• **Data lines**:
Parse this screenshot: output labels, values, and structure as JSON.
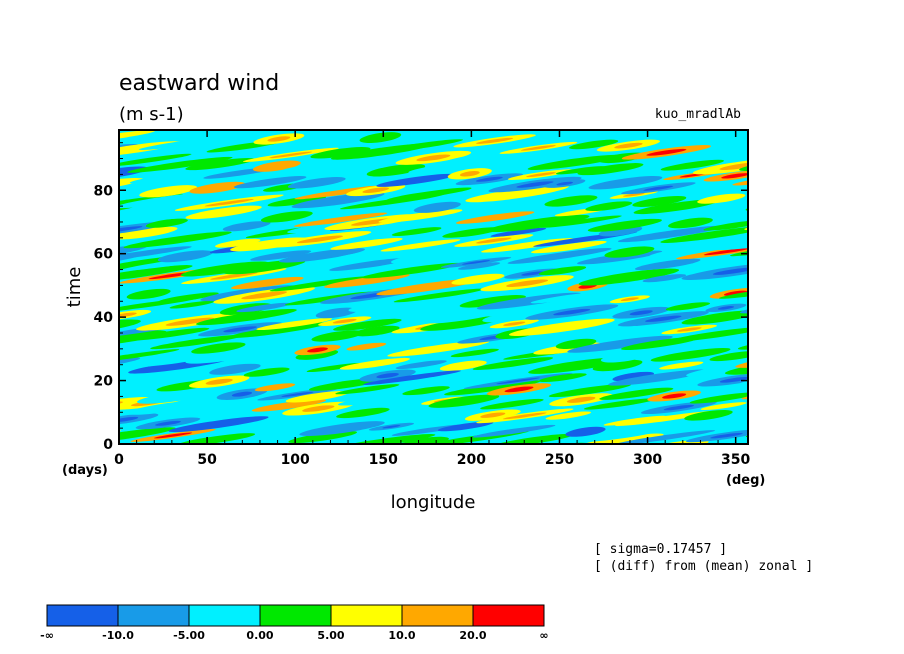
{
  "chart_data": {
    "type": "heatmap",
    "title": "eastward wind",
    "subtitle": "(m s-1)",
    "run_label": "kuo_mradlAb",
    "xlabel": "longitude",
    "xunit": "(deg)",
    "ylabel": "time",
    "yunit": "(days)",
    "xlim": [
      0,
      357
    ],
    "ylim": [
      0,
      99
    ],
    "xticks": [
      0,
      50,
      100,
      150,
      200,
      250,
      300,
      350
    ],
    "yticks": [
      0,
      20,
      40,
      60,
      80
    ],
    "notes": [
      "[ sigma=0.17457 ]",
      "[ (diff) from (mean) zonal ]"
    ],
    "colorbar": {
      "levels": [
        "-∞",
        "-10.0",
        "-5.00",
        "0.00",
        "5.00",
        "10.0",
        "20.0",
        "∞"
      ],
      "colors": [
        "#1560e8",
        "#189be8",
        "#00f0ff",
        "#00e800",
        "#ffff00",
        "#ffa800",
        "#ff0000"
      ]
    },
    "bands": [
      {
        "t": 3,
        "kind": "warm"
      },
      {
        "t": 7,
        "kind": "cool"
      },
      {
        "t": 12,
        "kind": "warm"
      },
      {
        "t": 16,
        "kind": "mixed"
      },
      {
        "t": 20,
        "kind": "warm"
      },
      {
        "t": 24,
        "kind": "cool"
      },
      {
        "t": 28,
        "kind": "mixed"
      },
      {
        "t": 32,
        "kind": "warm"
      },
      {
        "t": 36,
        "kind": "mixed"
      },
      {
        "t": 40,
        "kind": "warm"
      },
      {
        "t": 44,
        "kind": "cool"
      },
      {
        "t": 48,
        "kind": "mixed"
      },
      {
        "t": 53,
        "kind": "warm"
      },
      {
        "t": 57,
        "kind": "mixed"
      },
      {
        "t": 61,
        "kind": "cool"
      },
      {
        "t": 65,
        "kind": "warm"
      },
      {
        "t": 69,
        "kind": "cool"
      },
      {
        "t": 73,
        "kind": "warm"
      },
      {
        "t": 77,
        "kind": "mixed"
      },
      {
        "t": 81,
        "kind": "warm"
      },
      {
        "t": 85,
        "kind": "cool"
      },
      {
        "t": 89,
        "kind": "warm"
      },
      {
        "t": 93,
        "kind": "mixed"
      },
      {
        "t": 97,
        "kind": "warm"
      }
    ]
  }
}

• **Given exercise**:
Omit the pictures and give the material again, exactly and in full.

• **Task response**:
Parse this screenshot: output labels, values, and structure as JSON.
{
  "chart_data": {
    "type": "heatmap",
    "title": "eastward wind",
    "subtitle": "(m s-1)",
    "run_label": "kuo_mradlAb",
    "xlabel": "longitude",
    "xunit": "(deg)",
    "ylabel": "time",
    "yunit": "(days)",
    "xlim": [
      0,
      357
    ],
    "ylim": [
      0,
      99
    ],
    "xticks": [
      0,
      50,
      100,
      150,
      200,
      250,
      300,
      350
    ],
    "yticks": [
      0,
      20,
      40,
      60,
      80
    ],
    "notes": [
      "[ sigma=0.17457 ]",
      "[ (diff) from (mean) zonal ]"
    ],
    "colorbar": {
      "levels": [
        "-∞",
        "-10.0",
        "-5.00",
        "0.00",
        "5.00",
        "10.0",
        "20.0",
        "∞"
      ],
      "colors": [
        "#1560e8",
        "#189be8",
        "#00f0ff",
        "#00e800",
        "#ffff00",
        "#ffa800",
        "#ff0000"
      ]
    },
    "bands": [
      {
        "t": 3,
        "kind": "warm"
      },
      {
        "t": 7,
        "kind": "cool"
      },
      {
        "t": 12,
        "kind": "warm"
      },
      {
        "t": 16,
        "kind": "mixed"
      },
      {
        "t": 20,
        "kind": "warm"
      },
      {
        "t": 24,
        "kind": "cool"
      },
      {
        "t": 28,
        "kind": "mixed"
      },
      {
        "t": 32,
        "kind": "warm"
      },
      {
        "t": 36,
        "kind": "mixed"
      },
      {
        "t": 40,
        "kind": "warm"
      },
      {
        "t": 44,
        "kind": "cool"
      },
      {
        "t": 48,
        "kind": "mixed"
      },
      {
        "t": 53,
        "kind": "warm"
      },
      {
        "t": 57,
        "kind": "mixed"
      },
      {
        "t": 61,
        "kind": "cool"
      },
      {
        "t": 65,
        "kind": "warm"
      },
      {
        "t": 69,
        "kind": "cool"
      },
      {
        "t": 73,
        "kind": "warm"
      },
      {
        "t": 77,
        "kind": "mixed"
      },
      {
        "t": 81,
        "kind": "warm"
      },
      {
        "t": 85,
        "kind": "cool"
      },
      {
        "t": 89,
        "kind": "warm"
      },
      {
        "t": 93,
        "kind": "mixed"
      },
      {
        "t": 97,
        "kind": "warm"
      }
    ]
  }
}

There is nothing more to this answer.